(Source records)
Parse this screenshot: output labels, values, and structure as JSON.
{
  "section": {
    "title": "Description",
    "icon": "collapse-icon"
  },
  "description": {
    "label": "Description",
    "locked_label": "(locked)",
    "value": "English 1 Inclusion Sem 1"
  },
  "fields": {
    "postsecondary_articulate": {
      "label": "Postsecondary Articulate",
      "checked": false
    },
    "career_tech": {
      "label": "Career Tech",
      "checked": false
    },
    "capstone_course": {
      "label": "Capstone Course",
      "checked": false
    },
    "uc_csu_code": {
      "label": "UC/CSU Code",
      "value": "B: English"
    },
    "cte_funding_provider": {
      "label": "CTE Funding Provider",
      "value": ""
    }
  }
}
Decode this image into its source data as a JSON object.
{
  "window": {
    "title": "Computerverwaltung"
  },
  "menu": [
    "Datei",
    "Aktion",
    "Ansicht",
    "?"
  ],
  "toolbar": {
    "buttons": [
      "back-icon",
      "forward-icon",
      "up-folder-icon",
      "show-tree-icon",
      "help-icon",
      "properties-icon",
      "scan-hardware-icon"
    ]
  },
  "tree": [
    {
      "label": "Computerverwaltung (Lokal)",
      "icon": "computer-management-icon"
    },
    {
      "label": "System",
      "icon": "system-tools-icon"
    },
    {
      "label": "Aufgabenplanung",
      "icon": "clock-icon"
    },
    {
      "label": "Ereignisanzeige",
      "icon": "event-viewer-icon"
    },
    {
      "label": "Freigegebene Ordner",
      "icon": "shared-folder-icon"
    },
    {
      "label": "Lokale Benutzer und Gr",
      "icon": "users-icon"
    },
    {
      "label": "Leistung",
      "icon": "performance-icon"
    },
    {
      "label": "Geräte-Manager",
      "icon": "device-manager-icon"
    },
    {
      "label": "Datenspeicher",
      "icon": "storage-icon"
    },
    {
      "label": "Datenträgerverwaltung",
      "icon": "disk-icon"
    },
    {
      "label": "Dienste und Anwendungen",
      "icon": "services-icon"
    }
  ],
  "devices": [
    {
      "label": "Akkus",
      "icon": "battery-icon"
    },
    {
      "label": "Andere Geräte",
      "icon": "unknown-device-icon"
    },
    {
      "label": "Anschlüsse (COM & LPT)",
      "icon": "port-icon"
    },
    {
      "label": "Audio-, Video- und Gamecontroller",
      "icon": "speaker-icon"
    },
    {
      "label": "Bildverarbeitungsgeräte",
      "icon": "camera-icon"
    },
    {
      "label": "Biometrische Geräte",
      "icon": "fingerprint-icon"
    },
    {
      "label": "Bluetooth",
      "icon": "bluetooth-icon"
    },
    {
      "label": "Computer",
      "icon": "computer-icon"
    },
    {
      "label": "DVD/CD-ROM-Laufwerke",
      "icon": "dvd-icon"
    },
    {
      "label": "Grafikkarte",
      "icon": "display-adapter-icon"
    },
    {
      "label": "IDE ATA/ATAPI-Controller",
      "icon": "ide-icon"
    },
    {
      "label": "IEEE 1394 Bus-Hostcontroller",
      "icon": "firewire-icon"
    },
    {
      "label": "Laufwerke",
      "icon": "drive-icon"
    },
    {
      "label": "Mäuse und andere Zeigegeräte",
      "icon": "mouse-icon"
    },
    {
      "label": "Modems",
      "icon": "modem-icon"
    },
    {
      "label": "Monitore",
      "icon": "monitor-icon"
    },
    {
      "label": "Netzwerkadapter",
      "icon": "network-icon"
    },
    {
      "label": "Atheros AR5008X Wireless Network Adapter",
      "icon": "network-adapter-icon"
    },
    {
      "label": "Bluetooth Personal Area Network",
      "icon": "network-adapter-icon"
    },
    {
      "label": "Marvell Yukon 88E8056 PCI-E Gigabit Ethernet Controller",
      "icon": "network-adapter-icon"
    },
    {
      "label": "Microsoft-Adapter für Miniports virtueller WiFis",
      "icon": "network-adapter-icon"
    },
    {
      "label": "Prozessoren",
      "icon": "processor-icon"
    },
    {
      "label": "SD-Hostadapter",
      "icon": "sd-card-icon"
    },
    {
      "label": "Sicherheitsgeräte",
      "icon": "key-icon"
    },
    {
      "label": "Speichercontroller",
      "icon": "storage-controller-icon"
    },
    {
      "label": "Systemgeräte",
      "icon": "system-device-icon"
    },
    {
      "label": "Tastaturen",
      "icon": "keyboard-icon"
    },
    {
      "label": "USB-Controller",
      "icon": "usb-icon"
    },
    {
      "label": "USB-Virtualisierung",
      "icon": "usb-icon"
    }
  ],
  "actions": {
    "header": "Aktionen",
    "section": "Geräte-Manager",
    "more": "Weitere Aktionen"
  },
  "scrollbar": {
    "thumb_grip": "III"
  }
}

**To do:**
Produce an exact copy of all the records.

**Full response:**
Parse this screenshot: output labels, values, and structure as JSON.
{
  "section": {
    "title": "Description",
    "icon": "collapse-icon"
  },
  "description": {
    "label": "Description",
    "locked_label": "(locked)",
    "value": "English 1 Inclusion Sem 1"
  },
  "fields": {
    "postsecondary_articulate": {
      "label": "Postsecondary Articulate",
      "checked": false
    },
    "career_tech": {
      "label": "Career Tech",
      "checked": false
    },
    "capstone_course": {
      "label": "Capstone Course",
      "checked": false
    },
    "uc_csu_code": {
      "label": "UC/CSU Code",
      "value": "B: English"
    },
    "cte_funding_provider": {
      "label": "CTE Funding Provider",
      "value": ""
    }
  }
}
Decode this image into its source data as a JSON object.
{
  "window": {
    "title": "Computerverwaltung"
  },
  "menu": [
    "Datei",
    "Aktion",
    "Ansicht",
    "?"
  ],
  "toolbar": {
    "buttons": [
      "back-icon",
      "forward-icon",
      "up-folder-icon",
      "show-tree-icon",
      "help-icon",
      "properties-icon",
      "scan-hardware-icon"
    ]
  },
  "tree": [
    {
      "label": "Computerverwaltung (Lokal)",
      "icon": "computer-management-icon"
    },
    {
      "label": "System",
      "icon": "system-tools-icon"
    },
    {
      "label": "Aufgabenplanung",
      "icon": "clock-icon"
    },
    {
      "label": "Ereignisanzeige",
      "icon": "event-viewer-icon"
    },
    {
      "label": "Freigegebene Ordner",
      "icon": "shared-folder-icon"
    },
    {
      "label": "Lokale Benutzer und Gr",
      "icon": "users-icon"
    },
    {
      "label": "Leistung",
      "icon": "performance-icon"
    },
    {
      "label": "Geräte-Manager",
      "icon": "device-manager-icon"
    },
    {
      "label": "Datenspeicher",
      "icon": "storage-icon"
    },
    {
      "label": "Datenträgerverwaltung",
      "icon": "disk-icon"
    },
    {
      "label": "Dienste und Anwendungen",
      "icon": "services-icon"
    }
  ],
  "devices": [
    {
      "label": "Akkus",
      "icon": "battery-icon"
    },
    {
      "label": "Andere Geräte",
      "icon": "unknown-device-icon"
    },
    {
      "label": "Anschlüsse (COM & LPT)",
      "icon": "port-icon"
    },
    {
      "label": "Audio-, Video- und Gamecontroller",
      "icon": "speaker-icon"
    },
    {
      "label": "Bildverarbeitungsgeräte",
      "icon": "camera-icon"
    },
    {
      "label": "Biometrische Geräte",
      "icon": "fingerprint-icon"
    },
    {
      "label": "Bluetooth",
      "icon": "bluetooth-icon"
    },
    {
      "label": "Computer",
      "icon": "computer-icon"
    },
    {
      "label": "DVD/CD-ROM-Laufwerke",
      "icon": "dvd-icon"
    },
    {
      "label": "Grafikkarte",
      "icon": "display-adapter-icon"
    },
    {
      "label": "IDE ATA/ATAPI-Controller",
      "icon": "ide-icon"
    },
    {
      "label": "IEEE 1394 Bus-Hostcontroller",
      "icon": "firewire-icon"
    },
    {
      "label": "Laufwerke",
      "icon": "drive-icon"
    },
    {
      "label": "Mäuse und andere Zeigegeräte",
      "icon": "mouse-icon"
    },
    {
      "label": "Modems",
      "icon": "modem-icon"
    },
    {
      "label": "Monitore",
      "icon": "monitor-icon"
    },
    {
      "label": "Netzwerkadapter",
      "icon": "network-icon"
    },
    {
      "label": "Atheros AR5008X Wireless Network Adapter",
      "icon": "network-adapter-icon"
    },
    {
      "label": "Bluetooth Personal Area Network",
      "icon": "network-adapter-icon"
    },
    {
      "label": "Marvell Yukon 88E8056 PCI-E Gigabit Ethernet Controller",
      "icon": "network-adapter-icon"
    },
    {
      "label": "Microsoft-Adapter für Miniports virtueller WiFis",
      "icon": "network-adapter-icon"
    },
    {
      "label": "Prozessoren",
      "icon": "processor-icon"
    },
    {
      "label": "SD-Hostadapter",
      "icon": "sd-card-icon"
    },
    {
      "label": "Sicherheitsgeräte",
      "icon": "key-icon"
    },
    {
      "label": "Speichercontroller",
      "icon": "storage-controller-icon"
    },
    {
      "label": "Systemgeräte",
      "icon": "system-device-icon"
    },
    {
      "label": "Tastaturen",
      "icon": "keyboard-icon"
    },
    {
      "label": "USB-Controller",
      "icon": "usb-icon"
    },
    {
      "label": "USB-Virtualisierung",
      "icon": "usb-icon"
    }
  ],
  "actions": {
    "header": "Aktionen",
    "section": "Geräte-Manager",
    "more": "Weitere Aktionen"
  },
  "scrollbar": {
    "thumb_grip": "III"
  }
}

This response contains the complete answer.